Work to be completed: Look for the word "Emissionswerte" in the entries below, then copy every line that has it.

(Stored records)
>> Begin

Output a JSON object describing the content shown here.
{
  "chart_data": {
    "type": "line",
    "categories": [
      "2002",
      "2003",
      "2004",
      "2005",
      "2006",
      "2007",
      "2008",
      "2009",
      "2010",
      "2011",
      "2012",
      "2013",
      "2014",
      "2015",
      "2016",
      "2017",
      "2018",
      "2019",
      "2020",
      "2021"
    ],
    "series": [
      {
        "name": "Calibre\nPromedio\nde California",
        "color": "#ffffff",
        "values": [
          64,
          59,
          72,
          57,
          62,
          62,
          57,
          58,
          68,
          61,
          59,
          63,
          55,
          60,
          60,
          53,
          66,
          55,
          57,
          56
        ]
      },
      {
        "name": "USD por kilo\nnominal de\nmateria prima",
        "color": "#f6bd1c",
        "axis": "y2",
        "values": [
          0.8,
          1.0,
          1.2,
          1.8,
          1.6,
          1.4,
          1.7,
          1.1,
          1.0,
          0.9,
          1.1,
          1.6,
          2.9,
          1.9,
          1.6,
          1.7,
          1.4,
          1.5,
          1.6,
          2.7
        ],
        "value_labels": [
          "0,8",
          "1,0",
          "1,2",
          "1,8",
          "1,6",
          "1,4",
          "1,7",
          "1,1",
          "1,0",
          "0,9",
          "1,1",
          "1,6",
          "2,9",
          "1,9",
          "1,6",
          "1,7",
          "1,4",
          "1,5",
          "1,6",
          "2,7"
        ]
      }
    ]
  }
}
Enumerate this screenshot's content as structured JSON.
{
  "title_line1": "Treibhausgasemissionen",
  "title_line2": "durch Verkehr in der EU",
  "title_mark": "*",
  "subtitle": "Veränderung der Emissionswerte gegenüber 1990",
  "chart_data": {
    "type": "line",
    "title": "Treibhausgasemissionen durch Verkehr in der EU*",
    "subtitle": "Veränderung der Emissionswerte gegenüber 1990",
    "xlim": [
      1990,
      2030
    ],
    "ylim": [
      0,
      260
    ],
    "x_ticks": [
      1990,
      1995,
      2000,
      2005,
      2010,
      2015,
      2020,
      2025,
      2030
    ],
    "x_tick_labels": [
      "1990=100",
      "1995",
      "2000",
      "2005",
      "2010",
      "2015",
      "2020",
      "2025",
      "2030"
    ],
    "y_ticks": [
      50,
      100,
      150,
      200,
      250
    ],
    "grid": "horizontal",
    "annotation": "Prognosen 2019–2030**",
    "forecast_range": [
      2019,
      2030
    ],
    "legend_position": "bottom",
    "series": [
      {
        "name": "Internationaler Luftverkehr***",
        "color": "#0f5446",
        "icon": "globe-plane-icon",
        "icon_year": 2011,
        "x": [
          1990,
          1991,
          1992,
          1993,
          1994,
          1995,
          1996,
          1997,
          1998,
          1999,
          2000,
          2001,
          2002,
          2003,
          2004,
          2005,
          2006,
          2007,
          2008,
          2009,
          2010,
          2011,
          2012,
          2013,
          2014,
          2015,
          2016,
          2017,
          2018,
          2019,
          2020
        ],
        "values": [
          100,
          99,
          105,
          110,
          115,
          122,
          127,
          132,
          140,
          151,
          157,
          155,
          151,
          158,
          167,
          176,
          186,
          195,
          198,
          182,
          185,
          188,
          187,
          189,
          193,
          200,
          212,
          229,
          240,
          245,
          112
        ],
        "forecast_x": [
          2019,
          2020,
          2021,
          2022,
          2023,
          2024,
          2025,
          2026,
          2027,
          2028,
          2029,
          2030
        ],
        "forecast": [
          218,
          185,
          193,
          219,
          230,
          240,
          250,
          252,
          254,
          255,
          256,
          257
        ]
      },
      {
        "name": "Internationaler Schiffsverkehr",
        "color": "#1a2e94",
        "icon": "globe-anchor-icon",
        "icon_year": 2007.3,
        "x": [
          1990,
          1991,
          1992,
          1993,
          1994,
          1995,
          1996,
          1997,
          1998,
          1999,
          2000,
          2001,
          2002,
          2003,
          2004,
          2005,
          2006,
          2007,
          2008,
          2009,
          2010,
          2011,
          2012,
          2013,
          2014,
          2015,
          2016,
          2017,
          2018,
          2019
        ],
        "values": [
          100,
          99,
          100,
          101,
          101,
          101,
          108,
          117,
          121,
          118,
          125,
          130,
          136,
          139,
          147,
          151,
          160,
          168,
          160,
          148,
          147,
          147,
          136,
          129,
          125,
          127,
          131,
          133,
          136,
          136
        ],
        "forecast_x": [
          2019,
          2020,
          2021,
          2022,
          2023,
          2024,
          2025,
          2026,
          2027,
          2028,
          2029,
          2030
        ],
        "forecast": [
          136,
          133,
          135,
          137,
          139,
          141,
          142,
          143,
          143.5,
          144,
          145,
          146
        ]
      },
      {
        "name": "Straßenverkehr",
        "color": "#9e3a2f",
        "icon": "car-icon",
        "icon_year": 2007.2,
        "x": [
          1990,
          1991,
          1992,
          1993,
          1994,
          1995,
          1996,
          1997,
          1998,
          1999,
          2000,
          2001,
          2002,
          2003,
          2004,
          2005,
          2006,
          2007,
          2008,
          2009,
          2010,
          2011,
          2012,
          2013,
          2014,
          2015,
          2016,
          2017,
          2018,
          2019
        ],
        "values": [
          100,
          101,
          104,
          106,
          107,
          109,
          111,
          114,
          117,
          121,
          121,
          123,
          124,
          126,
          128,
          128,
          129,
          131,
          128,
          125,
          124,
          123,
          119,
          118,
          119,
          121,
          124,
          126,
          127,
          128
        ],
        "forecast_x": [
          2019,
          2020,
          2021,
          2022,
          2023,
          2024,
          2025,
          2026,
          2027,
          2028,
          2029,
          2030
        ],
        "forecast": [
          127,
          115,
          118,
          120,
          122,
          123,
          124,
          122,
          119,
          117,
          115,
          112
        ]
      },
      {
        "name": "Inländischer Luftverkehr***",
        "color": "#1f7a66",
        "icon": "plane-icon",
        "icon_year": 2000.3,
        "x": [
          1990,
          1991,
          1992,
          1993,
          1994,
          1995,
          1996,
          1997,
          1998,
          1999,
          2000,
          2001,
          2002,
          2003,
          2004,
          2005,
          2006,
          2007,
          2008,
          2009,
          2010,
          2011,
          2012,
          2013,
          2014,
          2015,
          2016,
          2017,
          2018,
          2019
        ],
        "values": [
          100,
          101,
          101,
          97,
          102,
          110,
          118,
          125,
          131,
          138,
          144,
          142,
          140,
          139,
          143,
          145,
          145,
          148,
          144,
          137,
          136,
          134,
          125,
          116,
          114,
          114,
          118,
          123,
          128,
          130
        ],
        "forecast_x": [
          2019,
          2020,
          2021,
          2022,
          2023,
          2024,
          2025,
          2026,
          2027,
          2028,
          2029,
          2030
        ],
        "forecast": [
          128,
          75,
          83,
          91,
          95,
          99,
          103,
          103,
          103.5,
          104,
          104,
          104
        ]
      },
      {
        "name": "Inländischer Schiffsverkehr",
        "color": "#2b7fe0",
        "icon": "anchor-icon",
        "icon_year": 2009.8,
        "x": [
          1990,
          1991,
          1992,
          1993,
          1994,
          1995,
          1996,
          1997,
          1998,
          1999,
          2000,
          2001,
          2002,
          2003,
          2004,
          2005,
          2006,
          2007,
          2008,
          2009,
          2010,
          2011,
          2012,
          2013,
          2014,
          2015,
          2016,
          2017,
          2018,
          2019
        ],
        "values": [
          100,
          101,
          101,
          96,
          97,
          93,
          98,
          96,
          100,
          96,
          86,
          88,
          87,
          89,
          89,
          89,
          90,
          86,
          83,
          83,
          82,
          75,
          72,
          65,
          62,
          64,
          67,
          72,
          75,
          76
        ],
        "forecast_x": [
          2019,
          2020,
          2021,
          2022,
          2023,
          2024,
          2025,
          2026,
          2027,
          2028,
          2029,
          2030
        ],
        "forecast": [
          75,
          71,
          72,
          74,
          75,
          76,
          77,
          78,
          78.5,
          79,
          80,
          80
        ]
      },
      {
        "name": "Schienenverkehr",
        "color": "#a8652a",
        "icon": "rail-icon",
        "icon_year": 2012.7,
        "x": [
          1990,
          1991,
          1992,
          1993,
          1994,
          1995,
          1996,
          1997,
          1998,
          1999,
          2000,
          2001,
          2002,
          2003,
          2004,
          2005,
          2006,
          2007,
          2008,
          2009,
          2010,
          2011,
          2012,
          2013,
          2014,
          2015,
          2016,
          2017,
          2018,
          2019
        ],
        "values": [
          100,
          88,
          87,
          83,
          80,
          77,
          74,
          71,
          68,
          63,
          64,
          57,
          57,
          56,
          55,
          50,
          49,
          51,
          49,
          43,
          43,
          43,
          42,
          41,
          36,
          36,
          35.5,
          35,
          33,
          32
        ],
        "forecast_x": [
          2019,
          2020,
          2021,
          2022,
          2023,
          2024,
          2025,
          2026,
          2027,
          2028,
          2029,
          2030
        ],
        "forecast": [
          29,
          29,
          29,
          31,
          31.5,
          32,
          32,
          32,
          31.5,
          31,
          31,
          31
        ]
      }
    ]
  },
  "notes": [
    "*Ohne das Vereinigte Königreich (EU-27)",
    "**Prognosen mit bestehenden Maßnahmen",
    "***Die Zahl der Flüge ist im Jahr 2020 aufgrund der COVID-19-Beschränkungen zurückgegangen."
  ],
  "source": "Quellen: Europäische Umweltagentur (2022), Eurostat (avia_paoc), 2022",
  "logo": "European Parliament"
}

>> End

Worked answer:
  "subtitle": "Veränderung der Emissionswerte gegenüber 1990",
    "subtitle": "Veränderung der Emissionswerte gegenüber 1990",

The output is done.